= Task details =
Gather every line of the entries that includes the word "Kristelig".

Excerpts from a figure dataset:
※ ※ ※

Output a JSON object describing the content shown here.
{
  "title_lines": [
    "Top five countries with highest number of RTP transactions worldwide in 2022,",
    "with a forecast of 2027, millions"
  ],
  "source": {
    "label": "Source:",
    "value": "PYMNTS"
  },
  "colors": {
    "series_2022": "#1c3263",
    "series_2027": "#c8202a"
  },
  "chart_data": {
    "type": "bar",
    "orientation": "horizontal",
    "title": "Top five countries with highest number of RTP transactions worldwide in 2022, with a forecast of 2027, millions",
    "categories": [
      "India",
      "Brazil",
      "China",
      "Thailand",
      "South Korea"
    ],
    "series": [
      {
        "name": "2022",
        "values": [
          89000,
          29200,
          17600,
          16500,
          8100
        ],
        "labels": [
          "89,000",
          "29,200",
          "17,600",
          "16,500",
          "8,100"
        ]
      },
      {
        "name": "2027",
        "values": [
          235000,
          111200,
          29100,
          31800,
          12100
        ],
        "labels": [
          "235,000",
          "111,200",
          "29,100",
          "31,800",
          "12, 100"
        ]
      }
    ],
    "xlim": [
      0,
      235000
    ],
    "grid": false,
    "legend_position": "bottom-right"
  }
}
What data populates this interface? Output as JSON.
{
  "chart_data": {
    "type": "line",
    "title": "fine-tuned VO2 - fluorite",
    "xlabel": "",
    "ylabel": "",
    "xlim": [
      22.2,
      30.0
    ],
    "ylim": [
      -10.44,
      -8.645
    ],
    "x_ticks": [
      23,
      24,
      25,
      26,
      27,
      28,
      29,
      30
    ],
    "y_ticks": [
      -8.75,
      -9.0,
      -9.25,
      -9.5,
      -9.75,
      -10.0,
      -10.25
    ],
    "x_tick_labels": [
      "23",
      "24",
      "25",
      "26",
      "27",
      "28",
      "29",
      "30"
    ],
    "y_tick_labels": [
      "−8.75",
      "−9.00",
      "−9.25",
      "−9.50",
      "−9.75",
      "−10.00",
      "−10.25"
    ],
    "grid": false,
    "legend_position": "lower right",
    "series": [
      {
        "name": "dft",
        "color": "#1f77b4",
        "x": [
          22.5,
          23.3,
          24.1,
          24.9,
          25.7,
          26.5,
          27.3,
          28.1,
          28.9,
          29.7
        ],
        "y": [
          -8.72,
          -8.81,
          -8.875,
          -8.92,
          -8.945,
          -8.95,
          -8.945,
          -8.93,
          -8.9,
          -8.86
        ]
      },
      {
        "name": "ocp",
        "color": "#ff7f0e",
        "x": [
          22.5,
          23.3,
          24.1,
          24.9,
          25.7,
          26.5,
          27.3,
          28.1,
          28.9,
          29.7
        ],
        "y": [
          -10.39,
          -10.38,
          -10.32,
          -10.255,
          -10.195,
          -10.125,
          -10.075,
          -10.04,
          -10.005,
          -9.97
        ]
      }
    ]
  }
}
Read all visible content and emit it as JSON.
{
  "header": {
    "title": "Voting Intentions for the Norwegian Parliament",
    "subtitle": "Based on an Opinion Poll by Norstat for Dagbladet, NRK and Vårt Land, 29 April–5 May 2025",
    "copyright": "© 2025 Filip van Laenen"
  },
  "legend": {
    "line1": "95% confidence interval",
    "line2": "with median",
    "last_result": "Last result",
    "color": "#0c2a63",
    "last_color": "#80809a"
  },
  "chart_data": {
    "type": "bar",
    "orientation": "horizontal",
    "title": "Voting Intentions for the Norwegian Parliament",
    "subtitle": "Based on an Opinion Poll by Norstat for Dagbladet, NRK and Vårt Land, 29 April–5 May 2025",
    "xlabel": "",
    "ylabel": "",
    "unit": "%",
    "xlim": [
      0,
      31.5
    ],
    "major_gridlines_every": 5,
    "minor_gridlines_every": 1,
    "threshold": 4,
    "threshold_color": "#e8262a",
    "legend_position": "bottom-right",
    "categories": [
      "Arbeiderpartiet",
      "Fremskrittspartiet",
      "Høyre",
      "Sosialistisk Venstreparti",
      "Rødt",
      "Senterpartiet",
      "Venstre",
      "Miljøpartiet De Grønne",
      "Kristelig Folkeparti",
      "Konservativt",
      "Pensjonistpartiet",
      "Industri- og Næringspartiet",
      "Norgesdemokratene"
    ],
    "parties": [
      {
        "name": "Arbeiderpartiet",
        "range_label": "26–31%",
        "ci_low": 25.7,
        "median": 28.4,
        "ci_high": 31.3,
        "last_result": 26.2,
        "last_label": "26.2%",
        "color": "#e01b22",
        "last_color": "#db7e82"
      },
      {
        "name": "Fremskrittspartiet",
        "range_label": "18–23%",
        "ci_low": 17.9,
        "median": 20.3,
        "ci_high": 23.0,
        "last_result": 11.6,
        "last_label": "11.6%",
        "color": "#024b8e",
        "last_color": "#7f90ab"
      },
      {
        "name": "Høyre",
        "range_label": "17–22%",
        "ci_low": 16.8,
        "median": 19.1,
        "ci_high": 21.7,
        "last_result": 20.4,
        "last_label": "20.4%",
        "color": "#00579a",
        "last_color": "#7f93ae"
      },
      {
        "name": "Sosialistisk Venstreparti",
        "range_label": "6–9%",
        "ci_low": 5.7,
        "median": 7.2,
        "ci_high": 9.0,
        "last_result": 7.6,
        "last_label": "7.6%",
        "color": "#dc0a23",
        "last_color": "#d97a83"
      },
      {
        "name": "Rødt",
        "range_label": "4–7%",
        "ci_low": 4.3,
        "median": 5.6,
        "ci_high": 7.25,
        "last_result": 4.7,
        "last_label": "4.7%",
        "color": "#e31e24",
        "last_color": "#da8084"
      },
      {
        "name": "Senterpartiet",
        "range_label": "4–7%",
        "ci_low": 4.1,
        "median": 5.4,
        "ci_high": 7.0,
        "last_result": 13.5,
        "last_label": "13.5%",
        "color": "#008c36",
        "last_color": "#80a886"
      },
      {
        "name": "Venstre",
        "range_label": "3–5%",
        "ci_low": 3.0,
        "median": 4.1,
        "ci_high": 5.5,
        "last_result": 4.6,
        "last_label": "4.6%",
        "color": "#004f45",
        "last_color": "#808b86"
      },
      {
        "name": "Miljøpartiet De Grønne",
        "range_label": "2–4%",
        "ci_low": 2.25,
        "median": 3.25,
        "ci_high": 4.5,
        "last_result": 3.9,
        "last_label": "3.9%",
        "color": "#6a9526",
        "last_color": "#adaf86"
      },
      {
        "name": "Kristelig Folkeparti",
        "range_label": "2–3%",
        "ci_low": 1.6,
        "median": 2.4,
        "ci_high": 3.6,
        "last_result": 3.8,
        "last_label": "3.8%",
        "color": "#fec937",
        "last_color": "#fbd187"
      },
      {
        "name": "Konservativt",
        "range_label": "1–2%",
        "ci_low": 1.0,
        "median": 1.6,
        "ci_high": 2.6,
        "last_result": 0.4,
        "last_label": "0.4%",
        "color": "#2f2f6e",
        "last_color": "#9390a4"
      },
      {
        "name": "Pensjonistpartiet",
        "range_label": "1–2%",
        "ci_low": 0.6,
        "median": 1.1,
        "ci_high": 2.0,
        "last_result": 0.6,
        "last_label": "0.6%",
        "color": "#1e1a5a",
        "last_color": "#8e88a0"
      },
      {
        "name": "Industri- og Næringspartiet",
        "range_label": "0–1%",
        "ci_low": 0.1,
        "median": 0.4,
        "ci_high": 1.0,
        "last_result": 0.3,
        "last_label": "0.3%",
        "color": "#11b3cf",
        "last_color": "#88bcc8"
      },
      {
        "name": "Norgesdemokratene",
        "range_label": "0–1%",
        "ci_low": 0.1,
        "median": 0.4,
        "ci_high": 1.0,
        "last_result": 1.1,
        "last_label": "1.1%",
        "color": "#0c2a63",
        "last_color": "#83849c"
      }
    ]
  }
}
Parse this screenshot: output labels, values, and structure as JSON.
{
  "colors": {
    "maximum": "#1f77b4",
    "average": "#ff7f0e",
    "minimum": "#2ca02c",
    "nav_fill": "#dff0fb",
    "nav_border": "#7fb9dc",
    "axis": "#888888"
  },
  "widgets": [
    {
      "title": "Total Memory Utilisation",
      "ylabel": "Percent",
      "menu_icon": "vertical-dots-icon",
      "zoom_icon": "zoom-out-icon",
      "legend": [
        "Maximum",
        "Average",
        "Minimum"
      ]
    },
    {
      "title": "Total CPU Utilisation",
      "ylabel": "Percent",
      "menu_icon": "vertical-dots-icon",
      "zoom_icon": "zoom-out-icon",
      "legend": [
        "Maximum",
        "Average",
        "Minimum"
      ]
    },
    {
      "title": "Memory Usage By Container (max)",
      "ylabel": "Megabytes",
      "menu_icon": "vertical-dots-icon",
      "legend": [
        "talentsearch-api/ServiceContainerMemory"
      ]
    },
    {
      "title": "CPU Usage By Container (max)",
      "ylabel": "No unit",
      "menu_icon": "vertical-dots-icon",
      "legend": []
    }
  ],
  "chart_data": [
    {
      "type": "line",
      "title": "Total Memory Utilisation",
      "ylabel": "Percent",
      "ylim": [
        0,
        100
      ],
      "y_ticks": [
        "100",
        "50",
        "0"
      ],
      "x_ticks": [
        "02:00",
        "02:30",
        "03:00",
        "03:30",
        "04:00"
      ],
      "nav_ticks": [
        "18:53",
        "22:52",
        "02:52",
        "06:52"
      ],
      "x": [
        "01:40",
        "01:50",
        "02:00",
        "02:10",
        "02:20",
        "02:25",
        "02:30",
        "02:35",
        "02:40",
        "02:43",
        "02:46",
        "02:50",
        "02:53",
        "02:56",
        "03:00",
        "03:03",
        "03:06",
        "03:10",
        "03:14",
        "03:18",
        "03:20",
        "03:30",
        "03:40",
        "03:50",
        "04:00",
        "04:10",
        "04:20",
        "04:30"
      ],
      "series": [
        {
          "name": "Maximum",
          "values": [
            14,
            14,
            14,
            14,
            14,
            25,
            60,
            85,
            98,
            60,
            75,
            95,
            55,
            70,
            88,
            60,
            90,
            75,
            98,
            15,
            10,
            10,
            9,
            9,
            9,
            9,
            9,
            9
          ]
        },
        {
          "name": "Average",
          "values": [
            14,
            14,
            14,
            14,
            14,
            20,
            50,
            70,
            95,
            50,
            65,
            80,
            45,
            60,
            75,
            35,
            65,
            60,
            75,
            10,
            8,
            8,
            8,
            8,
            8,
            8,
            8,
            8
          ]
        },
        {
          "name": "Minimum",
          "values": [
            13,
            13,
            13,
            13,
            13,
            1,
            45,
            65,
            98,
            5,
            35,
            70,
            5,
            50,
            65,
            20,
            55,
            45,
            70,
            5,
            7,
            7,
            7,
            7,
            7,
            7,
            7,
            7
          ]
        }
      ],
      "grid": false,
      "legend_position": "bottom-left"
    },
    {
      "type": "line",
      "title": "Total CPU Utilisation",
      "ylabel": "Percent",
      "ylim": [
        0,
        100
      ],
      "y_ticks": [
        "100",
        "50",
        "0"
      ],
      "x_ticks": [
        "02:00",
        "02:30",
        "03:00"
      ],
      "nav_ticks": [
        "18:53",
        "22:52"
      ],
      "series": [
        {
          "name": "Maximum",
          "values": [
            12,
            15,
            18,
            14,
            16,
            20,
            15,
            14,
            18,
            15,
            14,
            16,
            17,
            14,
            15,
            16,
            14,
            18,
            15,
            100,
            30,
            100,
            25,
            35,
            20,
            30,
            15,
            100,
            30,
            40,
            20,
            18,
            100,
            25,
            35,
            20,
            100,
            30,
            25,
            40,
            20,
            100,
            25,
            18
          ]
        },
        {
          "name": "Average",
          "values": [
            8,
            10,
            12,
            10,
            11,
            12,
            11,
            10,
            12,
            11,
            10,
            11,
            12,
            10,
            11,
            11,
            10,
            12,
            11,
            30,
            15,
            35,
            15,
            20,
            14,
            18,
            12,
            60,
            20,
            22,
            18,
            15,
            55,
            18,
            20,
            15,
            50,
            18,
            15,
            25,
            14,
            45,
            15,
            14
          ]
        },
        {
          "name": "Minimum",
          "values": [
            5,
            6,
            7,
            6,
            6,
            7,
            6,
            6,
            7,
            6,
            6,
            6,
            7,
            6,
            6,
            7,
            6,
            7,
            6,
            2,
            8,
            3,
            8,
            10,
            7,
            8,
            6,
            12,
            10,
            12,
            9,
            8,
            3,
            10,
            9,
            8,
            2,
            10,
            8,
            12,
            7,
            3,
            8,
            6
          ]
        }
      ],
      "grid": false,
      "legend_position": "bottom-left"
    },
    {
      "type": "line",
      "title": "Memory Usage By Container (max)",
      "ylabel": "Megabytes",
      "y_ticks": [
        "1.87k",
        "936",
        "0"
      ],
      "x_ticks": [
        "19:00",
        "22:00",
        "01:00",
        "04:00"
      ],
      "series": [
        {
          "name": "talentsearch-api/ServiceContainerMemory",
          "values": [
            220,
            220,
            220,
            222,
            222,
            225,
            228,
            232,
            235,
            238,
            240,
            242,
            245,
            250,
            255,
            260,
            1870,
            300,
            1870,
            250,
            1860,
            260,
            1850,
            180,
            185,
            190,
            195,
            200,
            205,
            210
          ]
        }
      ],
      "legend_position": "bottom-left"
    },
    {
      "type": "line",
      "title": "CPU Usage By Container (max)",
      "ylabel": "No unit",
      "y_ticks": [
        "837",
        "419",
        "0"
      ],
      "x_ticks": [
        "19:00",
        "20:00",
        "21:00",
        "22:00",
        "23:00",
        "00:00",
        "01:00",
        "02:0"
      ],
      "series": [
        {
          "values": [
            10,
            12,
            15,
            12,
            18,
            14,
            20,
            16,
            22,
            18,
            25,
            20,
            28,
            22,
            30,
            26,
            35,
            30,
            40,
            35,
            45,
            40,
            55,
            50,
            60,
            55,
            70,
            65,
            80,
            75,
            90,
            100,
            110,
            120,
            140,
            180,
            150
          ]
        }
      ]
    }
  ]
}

※ ※ ※

= Reply =
      "Kristelig Folkeparti",
        "name": "Kristelig Folkeparti",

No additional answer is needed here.